§ **Instructions to follow**:
Pick every line with "color" from the material below.

(Data items)
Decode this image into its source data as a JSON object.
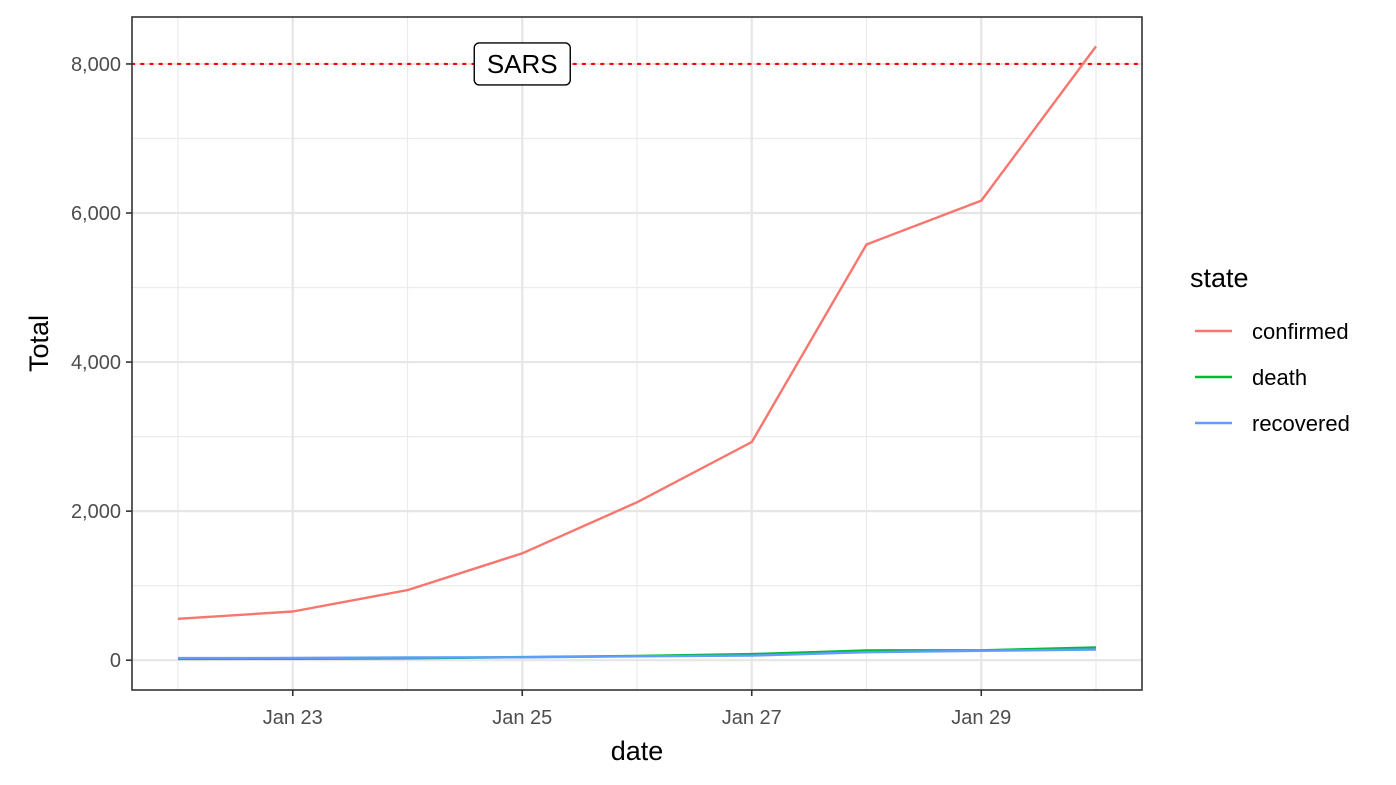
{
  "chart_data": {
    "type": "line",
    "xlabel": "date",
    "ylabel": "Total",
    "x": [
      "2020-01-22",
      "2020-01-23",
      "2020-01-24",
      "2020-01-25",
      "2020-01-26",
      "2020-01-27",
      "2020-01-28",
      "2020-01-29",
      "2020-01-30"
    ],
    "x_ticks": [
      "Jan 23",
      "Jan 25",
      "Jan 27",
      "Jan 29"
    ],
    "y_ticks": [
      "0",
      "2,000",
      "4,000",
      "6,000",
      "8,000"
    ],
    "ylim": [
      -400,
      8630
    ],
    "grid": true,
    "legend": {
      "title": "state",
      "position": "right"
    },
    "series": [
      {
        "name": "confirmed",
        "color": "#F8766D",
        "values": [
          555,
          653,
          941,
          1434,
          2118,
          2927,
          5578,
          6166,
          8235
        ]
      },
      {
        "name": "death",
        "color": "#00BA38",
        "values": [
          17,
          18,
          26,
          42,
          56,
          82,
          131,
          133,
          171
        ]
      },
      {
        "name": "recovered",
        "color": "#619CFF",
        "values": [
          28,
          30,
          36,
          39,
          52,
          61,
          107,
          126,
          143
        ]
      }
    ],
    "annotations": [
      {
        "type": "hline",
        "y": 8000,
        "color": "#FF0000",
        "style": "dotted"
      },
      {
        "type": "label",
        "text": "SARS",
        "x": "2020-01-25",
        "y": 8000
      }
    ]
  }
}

§ **Reply to the task**:
        "color": "#F8766D",
        "color": "#00BA38",
        "color": "#619CFF",
        "color": "#FF0000",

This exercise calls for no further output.